-- Begin --

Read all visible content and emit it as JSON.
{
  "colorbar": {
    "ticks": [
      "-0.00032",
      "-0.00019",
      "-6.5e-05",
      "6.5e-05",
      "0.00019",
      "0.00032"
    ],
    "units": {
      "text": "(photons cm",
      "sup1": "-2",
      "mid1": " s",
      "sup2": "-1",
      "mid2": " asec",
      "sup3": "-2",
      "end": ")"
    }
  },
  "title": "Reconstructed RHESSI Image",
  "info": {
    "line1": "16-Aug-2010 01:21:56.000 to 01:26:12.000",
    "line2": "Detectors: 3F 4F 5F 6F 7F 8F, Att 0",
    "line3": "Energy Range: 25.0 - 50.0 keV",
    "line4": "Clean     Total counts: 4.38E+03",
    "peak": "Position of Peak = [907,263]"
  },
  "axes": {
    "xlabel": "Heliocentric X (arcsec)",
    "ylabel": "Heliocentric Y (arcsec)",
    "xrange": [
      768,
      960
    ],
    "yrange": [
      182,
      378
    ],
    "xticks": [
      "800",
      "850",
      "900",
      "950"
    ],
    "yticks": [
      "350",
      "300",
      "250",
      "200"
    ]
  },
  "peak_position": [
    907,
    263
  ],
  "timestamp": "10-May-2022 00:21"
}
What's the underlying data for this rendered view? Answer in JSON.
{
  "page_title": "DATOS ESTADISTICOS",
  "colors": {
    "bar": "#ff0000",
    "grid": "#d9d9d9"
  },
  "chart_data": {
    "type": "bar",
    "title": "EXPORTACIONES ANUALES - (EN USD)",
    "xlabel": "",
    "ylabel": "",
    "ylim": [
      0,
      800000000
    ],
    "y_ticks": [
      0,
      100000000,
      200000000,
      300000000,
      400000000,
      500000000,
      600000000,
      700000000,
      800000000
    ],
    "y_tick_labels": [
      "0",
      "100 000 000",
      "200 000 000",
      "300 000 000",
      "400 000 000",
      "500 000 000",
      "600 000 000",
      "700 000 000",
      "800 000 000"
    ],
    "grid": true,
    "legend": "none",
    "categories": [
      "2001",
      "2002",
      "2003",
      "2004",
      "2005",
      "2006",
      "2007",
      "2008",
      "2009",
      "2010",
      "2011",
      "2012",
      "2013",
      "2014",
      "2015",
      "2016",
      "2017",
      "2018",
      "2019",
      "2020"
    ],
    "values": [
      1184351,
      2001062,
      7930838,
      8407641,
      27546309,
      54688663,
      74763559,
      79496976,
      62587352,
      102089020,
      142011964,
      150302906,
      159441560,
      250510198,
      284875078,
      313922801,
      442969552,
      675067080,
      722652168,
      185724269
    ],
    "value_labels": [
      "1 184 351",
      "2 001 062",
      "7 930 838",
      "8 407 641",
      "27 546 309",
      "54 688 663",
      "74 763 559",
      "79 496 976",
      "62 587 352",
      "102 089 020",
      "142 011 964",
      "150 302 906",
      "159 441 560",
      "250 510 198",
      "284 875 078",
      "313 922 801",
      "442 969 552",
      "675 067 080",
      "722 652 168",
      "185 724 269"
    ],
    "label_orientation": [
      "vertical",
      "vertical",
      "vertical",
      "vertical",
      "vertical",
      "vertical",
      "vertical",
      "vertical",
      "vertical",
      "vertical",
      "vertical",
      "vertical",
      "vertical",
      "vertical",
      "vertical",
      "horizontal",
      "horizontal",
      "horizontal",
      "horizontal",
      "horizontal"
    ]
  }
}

-- End --
-- Begin --

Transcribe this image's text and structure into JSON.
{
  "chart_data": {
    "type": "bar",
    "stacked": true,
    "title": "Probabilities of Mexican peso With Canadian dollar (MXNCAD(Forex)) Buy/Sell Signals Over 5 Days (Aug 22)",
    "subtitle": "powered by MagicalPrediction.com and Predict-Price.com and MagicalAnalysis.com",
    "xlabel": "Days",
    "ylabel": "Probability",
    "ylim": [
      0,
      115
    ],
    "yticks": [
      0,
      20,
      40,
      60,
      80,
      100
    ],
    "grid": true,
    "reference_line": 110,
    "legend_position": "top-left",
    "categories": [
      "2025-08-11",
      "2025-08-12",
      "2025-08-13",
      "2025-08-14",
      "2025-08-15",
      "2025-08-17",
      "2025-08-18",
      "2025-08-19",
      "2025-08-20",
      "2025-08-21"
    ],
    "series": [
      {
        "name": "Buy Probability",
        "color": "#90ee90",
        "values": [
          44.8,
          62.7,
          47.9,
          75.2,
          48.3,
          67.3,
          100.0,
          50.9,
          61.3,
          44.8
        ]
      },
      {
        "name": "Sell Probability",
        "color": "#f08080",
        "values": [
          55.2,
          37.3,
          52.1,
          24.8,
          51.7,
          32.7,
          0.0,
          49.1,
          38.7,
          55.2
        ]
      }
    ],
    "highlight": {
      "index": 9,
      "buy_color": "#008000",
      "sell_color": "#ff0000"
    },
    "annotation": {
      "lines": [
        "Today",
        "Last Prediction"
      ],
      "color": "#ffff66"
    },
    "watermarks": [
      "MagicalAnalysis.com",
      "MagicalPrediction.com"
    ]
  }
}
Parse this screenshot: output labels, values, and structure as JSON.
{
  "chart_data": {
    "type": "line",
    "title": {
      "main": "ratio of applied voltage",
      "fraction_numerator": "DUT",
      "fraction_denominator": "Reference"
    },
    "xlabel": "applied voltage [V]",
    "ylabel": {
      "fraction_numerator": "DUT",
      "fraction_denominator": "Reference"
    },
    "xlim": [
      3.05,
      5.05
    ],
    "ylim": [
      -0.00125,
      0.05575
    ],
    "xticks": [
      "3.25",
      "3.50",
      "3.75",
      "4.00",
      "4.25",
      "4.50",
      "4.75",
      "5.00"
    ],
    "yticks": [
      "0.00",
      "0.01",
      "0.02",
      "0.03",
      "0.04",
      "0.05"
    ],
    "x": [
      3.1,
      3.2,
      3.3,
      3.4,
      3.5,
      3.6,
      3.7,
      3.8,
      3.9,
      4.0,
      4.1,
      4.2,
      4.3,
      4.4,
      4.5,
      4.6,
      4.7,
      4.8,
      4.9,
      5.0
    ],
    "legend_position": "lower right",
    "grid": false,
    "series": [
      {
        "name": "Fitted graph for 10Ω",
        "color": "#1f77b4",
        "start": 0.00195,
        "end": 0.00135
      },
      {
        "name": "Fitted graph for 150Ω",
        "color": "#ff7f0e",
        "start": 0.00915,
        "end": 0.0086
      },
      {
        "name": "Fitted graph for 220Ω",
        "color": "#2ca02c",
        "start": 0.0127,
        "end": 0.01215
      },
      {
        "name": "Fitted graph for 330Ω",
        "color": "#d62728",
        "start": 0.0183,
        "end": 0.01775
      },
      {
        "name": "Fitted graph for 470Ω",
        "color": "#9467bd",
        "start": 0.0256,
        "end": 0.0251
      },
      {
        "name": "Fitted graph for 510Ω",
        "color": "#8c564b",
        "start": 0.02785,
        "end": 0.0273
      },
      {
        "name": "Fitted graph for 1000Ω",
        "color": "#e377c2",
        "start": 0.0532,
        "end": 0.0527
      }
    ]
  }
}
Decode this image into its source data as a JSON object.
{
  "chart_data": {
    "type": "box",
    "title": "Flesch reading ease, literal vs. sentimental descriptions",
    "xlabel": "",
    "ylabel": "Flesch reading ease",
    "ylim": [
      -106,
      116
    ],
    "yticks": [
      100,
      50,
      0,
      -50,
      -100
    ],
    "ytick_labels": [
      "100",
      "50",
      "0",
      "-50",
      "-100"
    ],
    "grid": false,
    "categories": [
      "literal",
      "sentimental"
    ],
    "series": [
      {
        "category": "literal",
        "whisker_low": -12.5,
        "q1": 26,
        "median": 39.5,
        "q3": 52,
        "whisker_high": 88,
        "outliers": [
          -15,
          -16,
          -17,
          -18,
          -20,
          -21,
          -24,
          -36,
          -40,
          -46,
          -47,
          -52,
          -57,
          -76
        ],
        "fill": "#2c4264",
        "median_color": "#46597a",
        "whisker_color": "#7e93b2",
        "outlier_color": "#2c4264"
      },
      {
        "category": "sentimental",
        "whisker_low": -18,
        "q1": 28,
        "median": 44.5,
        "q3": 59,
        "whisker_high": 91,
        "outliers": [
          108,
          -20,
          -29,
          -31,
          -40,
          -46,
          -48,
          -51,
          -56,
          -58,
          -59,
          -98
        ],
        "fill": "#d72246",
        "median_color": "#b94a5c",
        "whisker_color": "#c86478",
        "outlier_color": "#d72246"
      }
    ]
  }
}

-- End --

▸ Short problem: The lines above form a set of records; determine how many of them contain the string "Heliocentric" and give that number alone.

▸ Output of the exercise: 2